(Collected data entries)
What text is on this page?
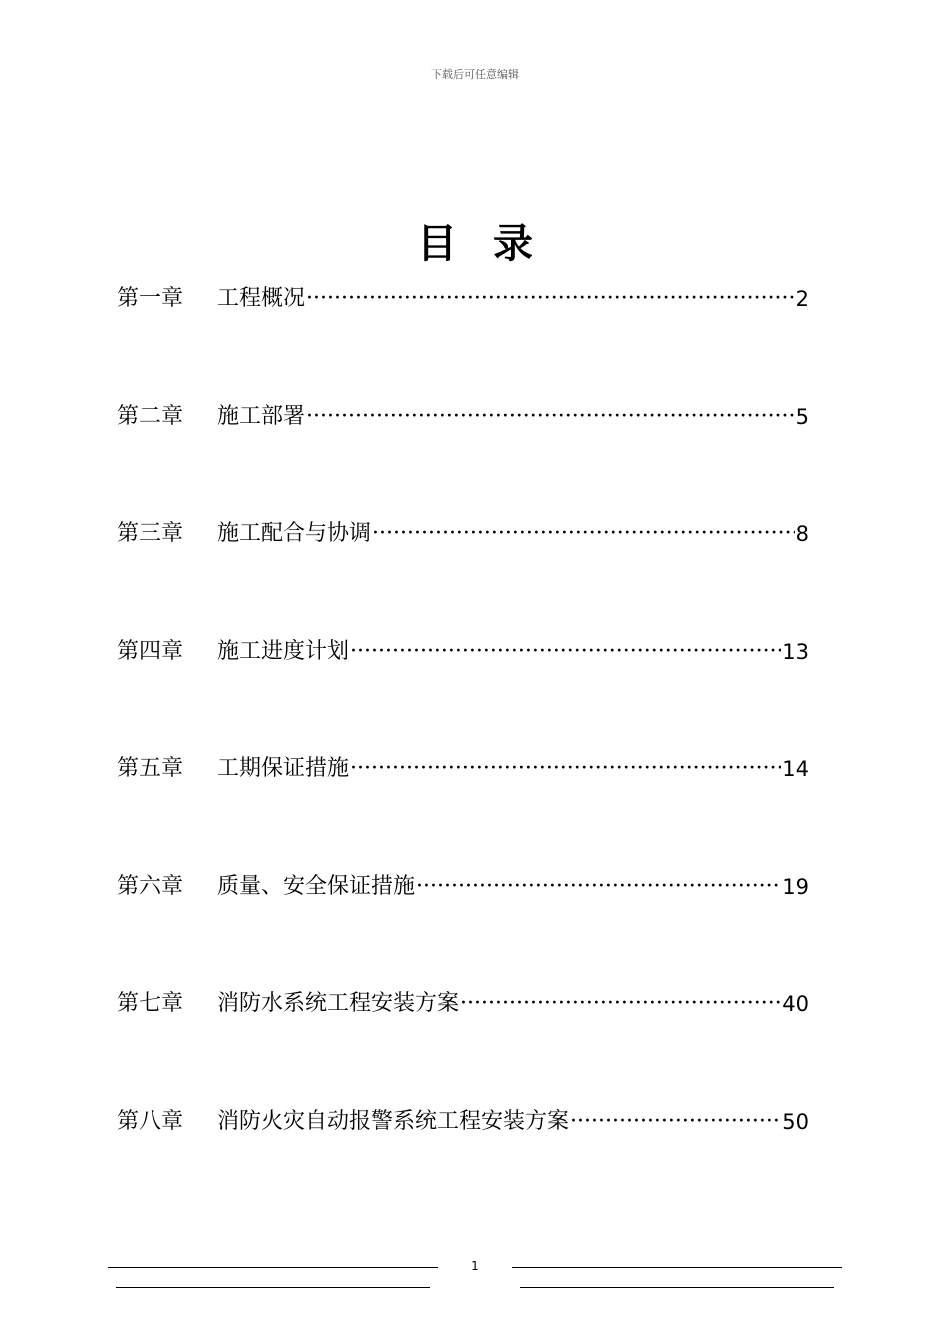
下载后可任意编辑
目录
第一章	工程概况 ·····	2
第二章	施工部署 ·····	5
第三章	施工配合与协调 ·····	8
第四章	施工进度计划 ·····	13
第五章	工期保证措施 ·····	14
第六章	质量、安全保证措施 ·····	19
第七章	消防水系统工程安装方案 ·····	40
第八章	消防火灾自动报警系统工程安装方案 ·····	50
1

# [YOUR GOAL]
All of the entries need to be transcribed word for word; pictures are left out.

# [TASK SOLUTION]
What text is on this page?
下载后可任意编辑
目录
第一章	工程概况 ·····	2
第二章	施工部署 ·····	5
第三章	施工配合与协调 ·····	8
第四章	施工进度计划 ·····	13
第五章	工期保证措施 ·····	14
第六章	质量、安全保证措施 ·····	19
第七章	消防水系统工程安装方案 ·····	40
第八章	消防火灾自动报警系统工程安装方案 ·····	50
1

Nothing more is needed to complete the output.